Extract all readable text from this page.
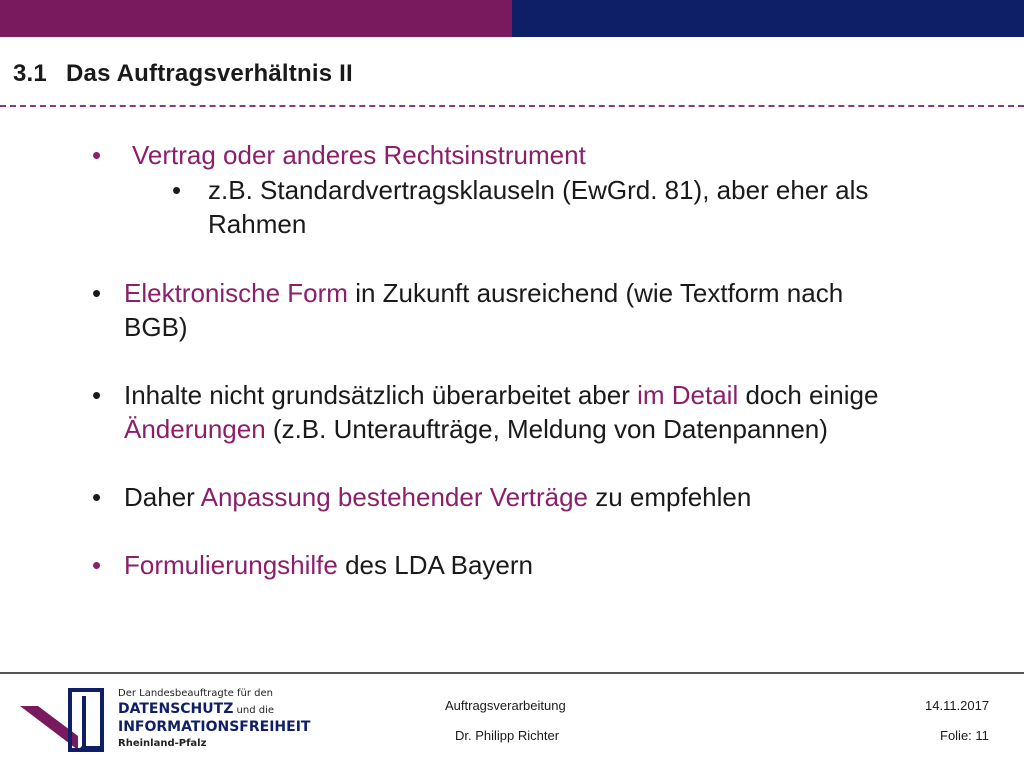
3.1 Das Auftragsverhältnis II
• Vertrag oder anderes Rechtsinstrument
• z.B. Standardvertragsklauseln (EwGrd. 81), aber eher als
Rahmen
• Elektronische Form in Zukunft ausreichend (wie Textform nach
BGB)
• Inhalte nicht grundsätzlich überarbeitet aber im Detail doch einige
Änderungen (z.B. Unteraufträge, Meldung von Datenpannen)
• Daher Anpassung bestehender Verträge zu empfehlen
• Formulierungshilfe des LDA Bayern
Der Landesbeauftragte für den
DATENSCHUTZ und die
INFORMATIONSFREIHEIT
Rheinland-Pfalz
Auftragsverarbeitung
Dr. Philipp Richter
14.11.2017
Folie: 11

━━━━━━━━━━━━━━━━

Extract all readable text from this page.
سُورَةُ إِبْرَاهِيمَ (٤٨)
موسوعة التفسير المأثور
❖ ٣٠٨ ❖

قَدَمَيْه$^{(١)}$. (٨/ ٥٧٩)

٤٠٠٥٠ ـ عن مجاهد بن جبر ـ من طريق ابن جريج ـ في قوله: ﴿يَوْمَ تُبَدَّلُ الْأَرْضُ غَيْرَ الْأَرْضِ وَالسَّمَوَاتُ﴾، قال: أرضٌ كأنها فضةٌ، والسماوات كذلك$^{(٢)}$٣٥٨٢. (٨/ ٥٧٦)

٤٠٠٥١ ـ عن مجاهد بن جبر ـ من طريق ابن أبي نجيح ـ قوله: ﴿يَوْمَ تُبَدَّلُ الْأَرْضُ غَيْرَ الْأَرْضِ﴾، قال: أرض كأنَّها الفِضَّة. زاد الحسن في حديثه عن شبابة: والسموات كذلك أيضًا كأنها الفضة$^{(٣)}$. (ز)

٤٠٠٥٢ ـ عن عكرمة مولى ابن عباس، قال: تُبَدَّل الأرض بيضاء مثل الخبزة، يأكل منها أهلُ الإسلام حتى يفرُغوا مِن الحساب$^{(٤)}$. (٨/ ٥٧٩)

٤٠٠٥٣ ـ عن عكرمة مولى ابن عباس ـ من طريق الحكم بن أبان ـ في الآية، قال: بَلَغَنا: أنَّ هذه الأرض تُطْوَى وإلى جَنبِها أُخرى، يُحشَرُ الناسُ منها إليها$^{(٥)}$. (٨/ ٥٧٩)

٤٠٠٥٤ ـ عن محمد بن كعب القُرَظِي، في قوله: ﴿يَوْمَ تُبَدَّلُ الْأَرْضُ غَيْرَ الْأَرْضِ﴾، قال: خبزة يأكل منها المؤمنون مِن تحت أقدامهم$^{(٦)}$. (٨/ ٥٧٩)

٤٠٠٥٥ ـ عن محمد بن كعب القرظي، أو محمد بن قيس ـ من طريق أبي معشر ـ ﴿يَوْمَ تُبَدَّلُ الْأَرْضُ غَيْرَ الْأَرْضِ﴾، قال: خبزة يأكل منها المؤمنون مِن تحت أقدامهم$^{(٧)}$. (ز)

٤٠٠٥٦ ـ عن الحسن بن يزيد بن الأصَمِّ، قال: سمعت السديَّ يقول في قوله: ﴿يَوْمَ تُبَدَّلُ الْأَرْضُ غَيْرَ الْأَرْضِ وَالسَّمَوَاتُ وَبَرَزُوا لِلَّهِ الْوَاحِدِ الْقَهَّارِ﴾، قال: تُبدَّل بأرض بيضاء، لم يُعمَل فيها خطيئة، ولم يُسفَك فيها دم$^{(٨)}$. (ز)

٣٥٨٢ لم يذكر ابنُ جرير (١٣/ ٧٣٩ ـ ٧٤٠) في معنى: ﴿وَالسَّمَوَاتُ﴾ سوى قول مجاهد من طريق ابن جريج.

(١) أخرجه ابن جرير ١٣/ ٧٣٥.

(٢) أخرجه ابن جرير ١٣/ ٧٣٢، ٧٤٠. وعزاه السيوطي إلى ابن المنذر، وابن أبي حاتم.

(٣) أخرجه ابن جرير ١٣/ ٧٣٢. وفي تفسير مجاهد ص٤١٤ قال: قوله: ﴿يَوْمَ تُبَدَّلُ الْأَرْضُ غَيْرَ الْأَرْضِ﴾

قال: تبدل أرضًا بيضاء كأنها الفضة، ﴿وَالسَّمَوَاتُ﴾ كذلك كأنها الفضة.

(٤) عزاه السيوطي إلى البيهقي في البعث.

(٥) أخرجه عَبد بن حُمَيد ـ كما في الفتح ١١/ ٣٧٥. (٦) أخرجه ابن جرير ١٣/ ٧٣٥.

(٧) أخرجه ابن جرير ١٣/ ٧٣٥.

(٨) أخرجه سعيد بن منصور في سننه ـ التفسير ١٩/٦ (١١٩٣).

━━━━━━━━━━━━━━━━

» **WRITTEN TASK**:
Pull out each line of the entries that contains "الفضة".

» **TASK SOLUTION**:
٤٠٠٥١ ـ عن مجاهد بن جبر ـ من طريق ابن أبي نجيح ـ قوله: ﴿يَوْمَ تُبَدَّلُ الْأَرْضُ غَيْرَ الْأَرْضِ﴾، قال: أرض كأنَّها الفِضَّة. زاد الحسن في حديثه عن شبابة: والسموات كذلك أيضًا كأنها الفضة$^{(٣)}$. (ز)
قال: تبدل أرضًا بيضاء كأنها الفضة، ﴿وَالسَّمَوَاتُ﴾ كذلك كأنها الفضة.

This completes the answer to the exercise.